**Objective:**
Print the complete set of entries exactly.

(Stored data entries)
** Start **

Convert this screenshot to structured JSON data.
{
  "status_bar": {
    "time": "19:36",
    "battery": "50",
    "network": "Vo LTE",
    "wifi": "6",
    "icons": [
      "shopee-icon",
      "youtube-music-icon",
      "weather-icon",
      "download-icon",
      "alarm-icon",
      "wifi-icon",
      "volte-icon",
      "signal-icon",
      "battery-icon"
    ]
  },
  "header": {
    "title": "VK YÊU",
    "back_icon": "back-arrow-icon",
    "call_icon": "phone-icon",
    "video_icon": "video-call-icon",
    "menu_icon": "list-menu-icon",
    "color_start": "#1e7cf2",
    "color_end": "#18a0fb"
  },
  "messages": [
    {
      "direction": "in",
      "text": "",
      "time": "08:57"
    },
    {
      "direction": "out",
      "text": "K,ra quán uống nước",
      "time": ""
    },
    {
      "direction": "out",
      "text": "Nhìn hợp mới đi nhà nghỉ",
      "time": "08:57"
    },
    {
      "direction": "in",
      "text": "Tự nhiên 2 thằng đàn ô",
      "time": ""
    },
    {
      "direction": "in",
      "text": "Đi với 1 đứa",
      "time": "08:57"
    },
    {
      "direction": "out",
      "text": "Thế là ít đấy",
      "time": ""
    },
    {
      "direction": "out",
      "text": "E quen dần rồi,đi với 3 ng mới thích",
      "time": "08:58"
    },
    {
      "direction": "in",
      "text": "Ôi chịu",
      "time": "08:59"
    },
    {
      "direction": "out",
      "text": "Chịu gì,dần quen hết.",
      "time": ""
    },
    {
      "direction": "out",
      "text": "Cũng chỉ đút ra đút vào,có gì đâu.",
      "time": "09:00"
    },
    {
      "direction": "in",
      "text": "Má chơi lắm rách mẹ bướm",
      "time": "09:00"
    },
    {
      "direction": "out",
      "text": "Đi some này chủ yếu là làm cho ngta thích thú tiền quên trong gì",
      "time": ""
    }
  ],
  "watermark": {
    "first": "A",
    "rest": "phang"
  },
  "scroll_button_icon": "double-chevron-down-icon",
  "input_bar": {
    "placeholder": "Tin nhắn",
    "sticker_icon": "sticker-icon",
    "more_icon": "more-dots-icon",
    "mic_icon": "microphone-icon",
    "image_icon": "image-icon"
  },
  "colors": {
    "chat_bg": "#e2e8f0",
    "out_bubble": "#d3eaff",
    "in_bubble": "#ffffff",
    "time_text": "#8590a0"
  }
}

** End **

**Solution for this task:**
Convert this screenshot to structured JSON data.
{
  "status_bar": {
    "time": "19:36",
    "battery": "50",
    "network": "Vo LTE",
    "wifi": "6",
    "icons": [
      "shopee-icon",
      "youtube-music-icon",
      "weather-icon",
      "download-icon",
      "alarm-icon",
      "wifi-icon",
      "volte-icon",
      "signal-icon",
      "battery-icon"
    ]
  },
  "header": {
    "title": "VK YÊU",
    "back_icon": "back-arrow-icon",
    "call_icon": "phone-icon",
    "video_icon": "video-call-icon",
    "menu_icon": "list-menu-icon",
    "color_start": "#1e7cf2",
    "color_end": "#18a0fb"
  },
  "messages": [
    {
      "direction": "in",
      "text": "",
      "time": "08:57"
    },
    {
      "direction": "out",
      "text": "K,ra quán uống nước",
      "time": ""
    },
    {
      "direction": "out",
      "text": "Nhìn hợp mới đi nhà nghỉ",
      "time": "08:57"
    },
    {
      "direction": "in",
      "text": "Tự nhiên 2 thằng đàn ô",
      "time": ""
    },
    {
      "direction": "in",
      "text": "Đi với 1 đứa",
      "time": "08:57"
    },
    {
      "direction": "out",
      "text": "Thế là ít đấy",
      "time": ""
    },
    {
      "direction": "out",
      "text": "E quen dần rồi,đi với 3 ng mới thích",
      "time": "08:58"
    },
    {
      "direction": "in",
      "text": "Ôi chịu",
      "time": "08:59"
    },
    {
      "direction": "out",
      "text": "Chịu gì,dần quen hết.",
      "time": ""
    },
    {
      "direction": "out",
      "text": "Cũng chỉ đút ra đút vào,có gì đâu.",
      "time": "09:00"
    },
    {
      "direction": "in",
      "text": "Má chơi lắm rách mẹ bướm",
      "time": "09:00"
    },
    {
      "direction": "out",
      "text": "Đi some này chủ yếu là làm cho ngta thích thú tiền quên trong gì",
      "time": ""
    }
  ],
  "watermark": {
    "first": "A",
    "rest": "phang"
  },
  "scroll_button_icon": "double-chevron-down-icon",
  "input_bar": {
    "placeholder": "Tin nhắn",
    "sticker_icon": "sticker-icon",
    "more_icon": "more-dots-icon",
    "mic_icon": "microphone-icon",
    "image_icon": "image-icon"
  },
  "colors": {
    "chat_bg": "#e2e8f0",
    "out_bubble": "#d3eaff",
    "in_bubble": "#ffffff",
    "time_text": "#8590a0"
  }
}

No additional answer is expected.